Your objective
Only a number is wanted: the count of lines in this listing that contain "следующей".

(Lines of data)
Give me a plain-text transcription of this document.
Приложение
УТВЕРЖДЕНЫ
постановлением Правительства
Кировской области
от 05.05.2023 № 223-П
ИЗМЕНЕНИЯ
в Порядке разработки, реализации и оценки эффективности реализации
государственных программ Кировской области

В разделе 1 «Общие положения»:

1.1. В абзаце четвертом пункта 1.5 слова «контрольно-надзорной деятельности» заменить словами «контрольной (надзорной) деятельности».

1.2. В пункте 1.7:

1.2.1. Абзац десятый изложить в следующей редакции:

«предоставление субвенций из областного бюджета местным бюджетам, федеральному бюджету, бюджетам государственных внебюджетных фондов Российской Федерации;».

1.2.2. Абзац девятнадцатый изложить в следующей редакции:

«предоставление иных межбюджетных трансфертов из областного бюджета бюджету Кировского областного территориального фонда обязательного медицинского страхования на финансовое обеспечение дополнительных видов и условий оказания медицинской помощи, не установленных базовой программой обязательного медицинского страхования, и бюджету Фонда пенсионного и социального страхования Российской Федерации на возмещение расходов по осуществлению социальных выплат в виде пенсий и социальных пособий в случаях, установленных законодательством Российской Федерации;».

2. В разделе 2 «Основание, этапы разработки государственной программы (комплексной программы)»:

==

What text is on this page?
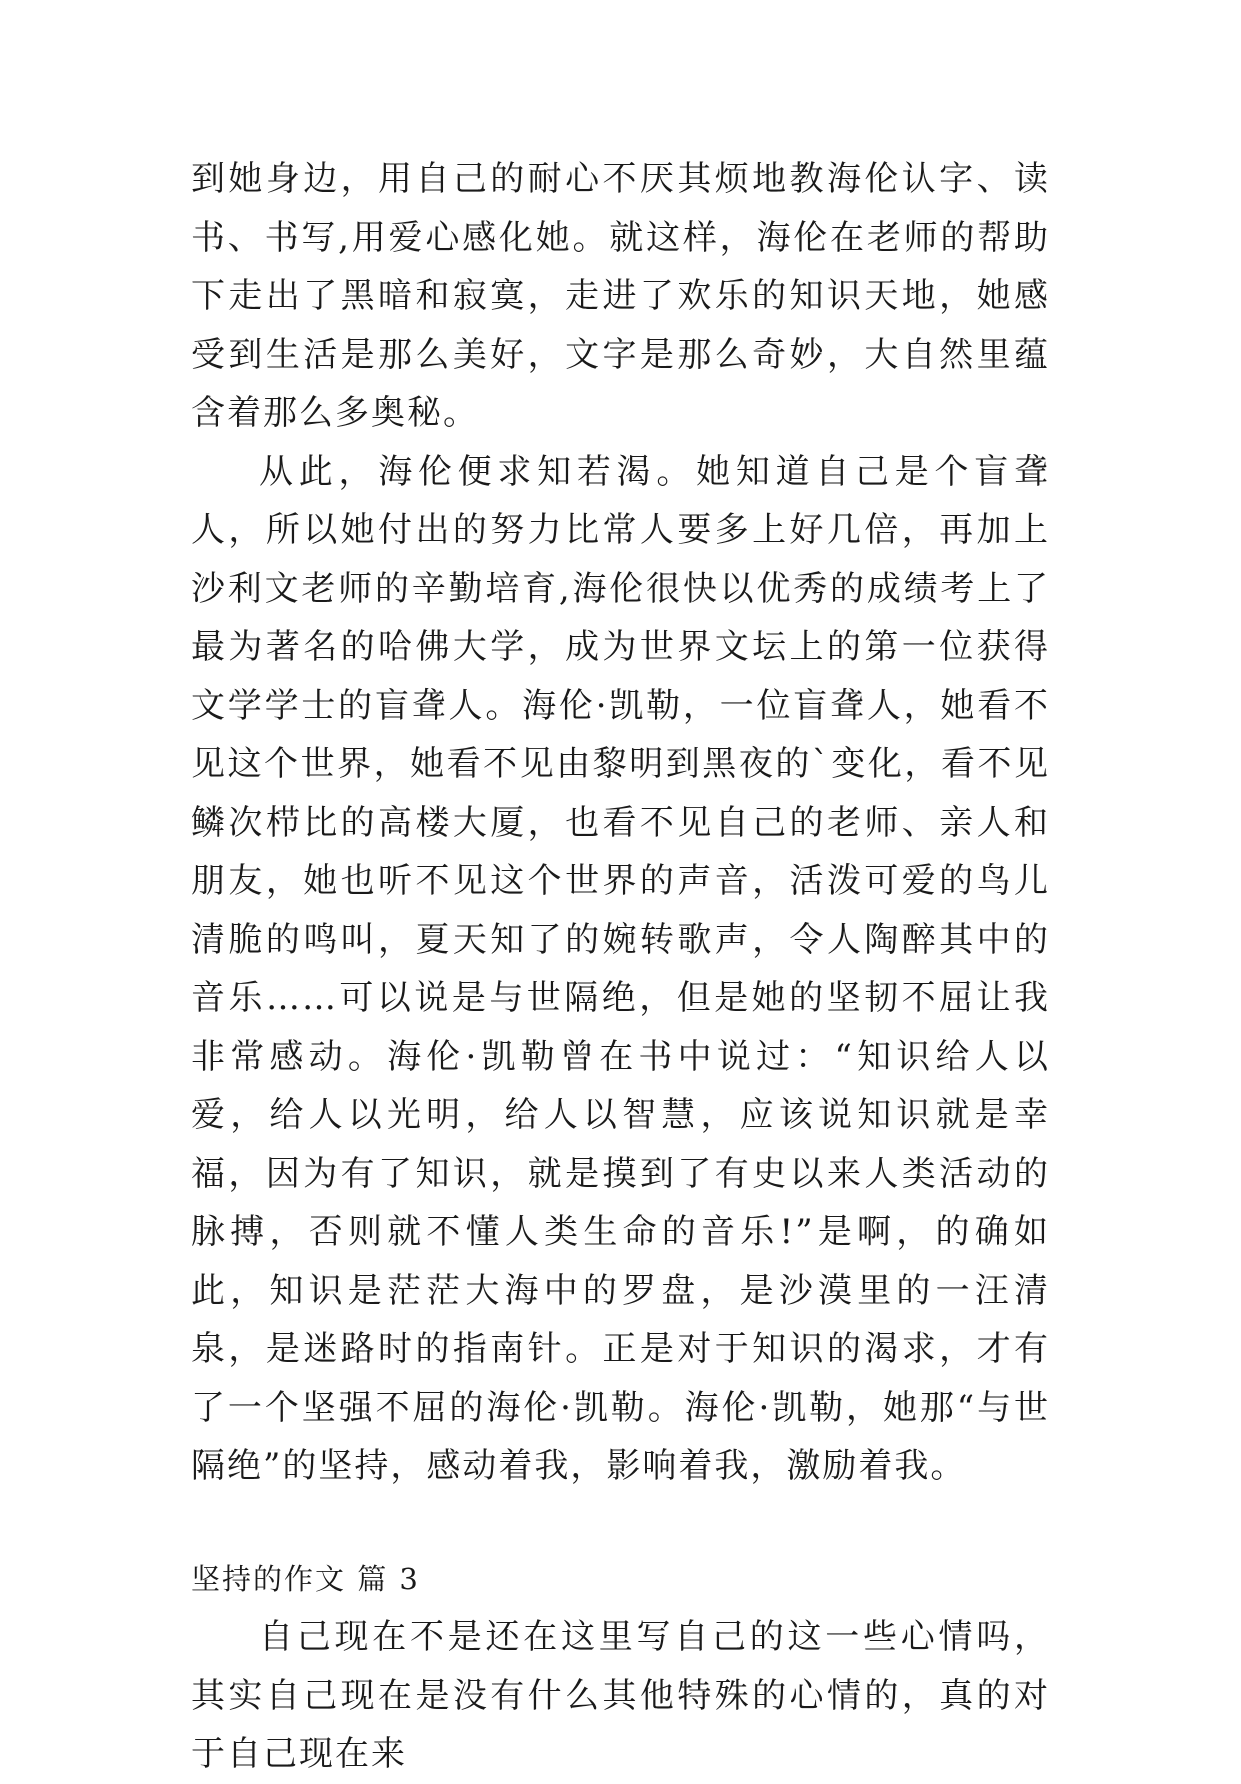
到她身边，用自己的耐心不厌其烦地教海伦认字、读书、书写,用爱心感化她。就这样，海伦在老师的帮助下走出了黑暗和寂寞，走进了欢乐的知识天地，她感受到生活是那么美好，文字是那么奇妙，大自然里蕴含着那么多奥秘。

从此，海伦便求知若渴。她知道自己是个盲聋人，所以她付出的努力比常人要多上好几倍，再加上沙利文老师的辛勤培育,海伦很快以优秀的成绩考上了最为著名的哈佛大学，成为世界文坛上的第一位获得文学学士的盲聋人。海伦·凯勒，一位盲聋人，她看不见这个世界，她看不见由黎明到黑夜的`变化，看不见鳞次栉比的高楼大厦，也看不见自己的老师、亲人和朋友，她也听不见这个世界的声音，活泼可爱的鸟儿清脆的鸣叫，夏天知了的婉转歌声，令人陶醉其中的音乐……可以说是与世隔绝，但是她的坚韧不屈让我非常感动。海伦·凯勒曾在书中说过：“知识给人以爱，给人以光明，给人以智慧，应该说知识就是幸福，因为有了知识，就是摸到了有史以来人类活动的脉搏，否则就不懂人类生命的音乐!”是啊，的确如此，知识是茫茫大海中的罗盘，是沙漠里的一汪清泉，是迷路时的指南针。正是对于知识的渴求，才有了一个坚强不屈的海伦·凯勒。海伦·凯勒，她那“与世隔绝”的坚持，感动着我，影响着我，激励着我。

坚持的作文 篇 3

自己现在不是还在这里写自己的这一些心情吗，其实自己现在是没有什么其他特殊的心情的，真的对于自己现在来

Correct response
2